━━━ THE RECORDS
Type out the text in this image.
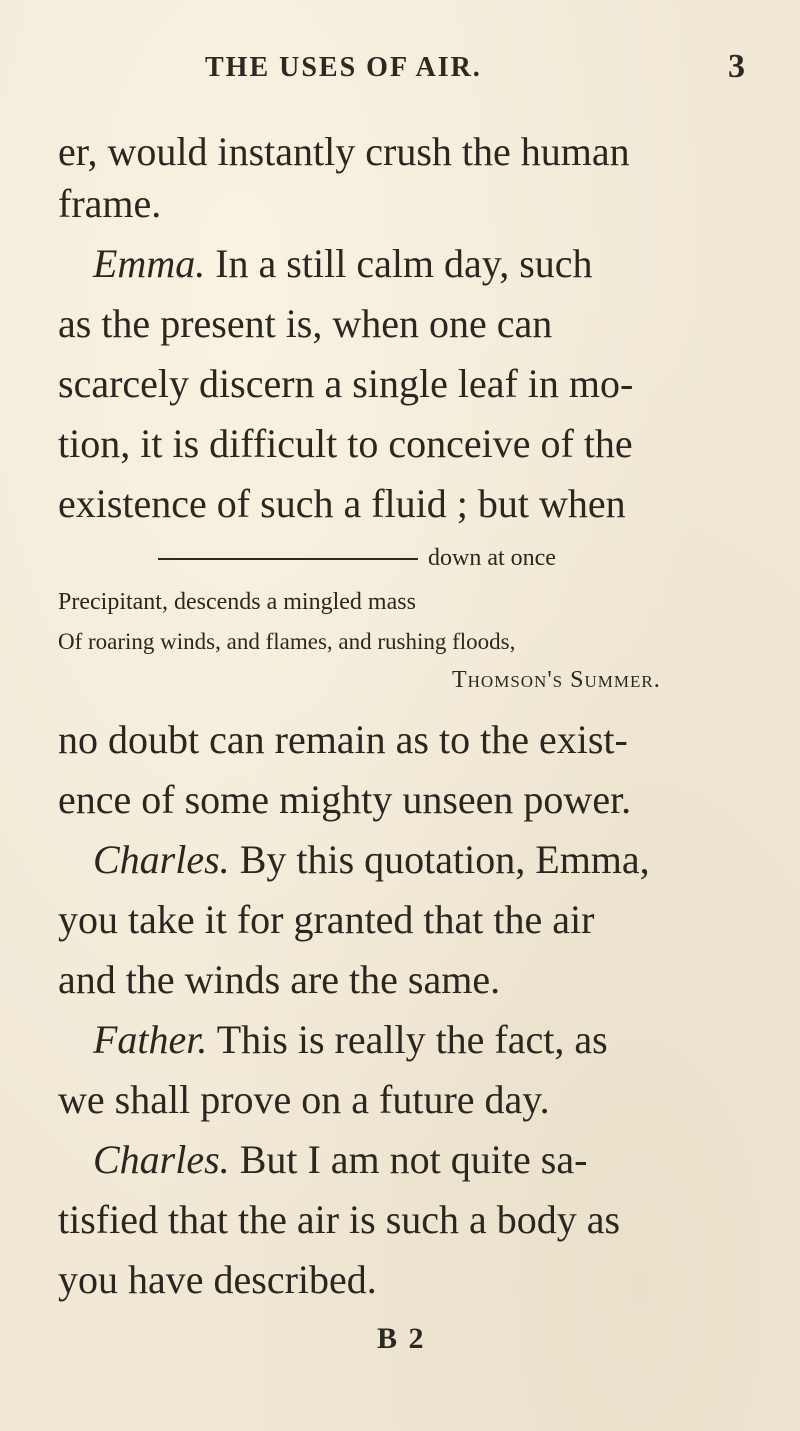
THE USES OF AIR.	3
er, would instantly crush the human
frame.
Emma. In a still calm day, such
as the present is, when one can
scarcely discern a single leaf in mo-
tion, it is difficult to conceive of the
existence of such a fluid ; but when
down at once
Precipitant, descends a mingled mass
Of roaring winds, and flames, and rushing floods,
Thomson's Summer.
no doubt can remain as to the exist-
ence of some mighty unseen power.
Charles. By this quotation, Emma,
you take it for granted that the air
and the winds are the same.
Father. This is really the fact, as
we shall prove on a future day.
Charles. But I am not quite sa-
tisfied that the air is such a body as
you have described.
B 2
━━━━━━
WRITTEN TASK —
Repeat the material verbatim. Do not carry over any picture.

EXERCISE RESPONSE —
Type out the text in this image.
THE USES OF AIR.	3
er, would instantly crush the human
frame.
Emma. In a still calm day, such
as the present is, when one can
scarcely discern a single leaf in mo-
tion, it is difficult to conceive of the
existence of such a fluid ; but when
down at once
Precipitant, descends a mingled mass
Of roaring winds, and flames, and rushing floods,
Thomson's Summer.
no doubt can remain as to the exist-
ence of some mighty unseen power.
Charles. By this quotation, Emma,
you take it for granted that the air
and the winds are the same.
Father. This is really the fact, as
we shall prove on a future day.
Charles. But I am not quite sa-
tisfied that the air is such a body as
you have described.
B 2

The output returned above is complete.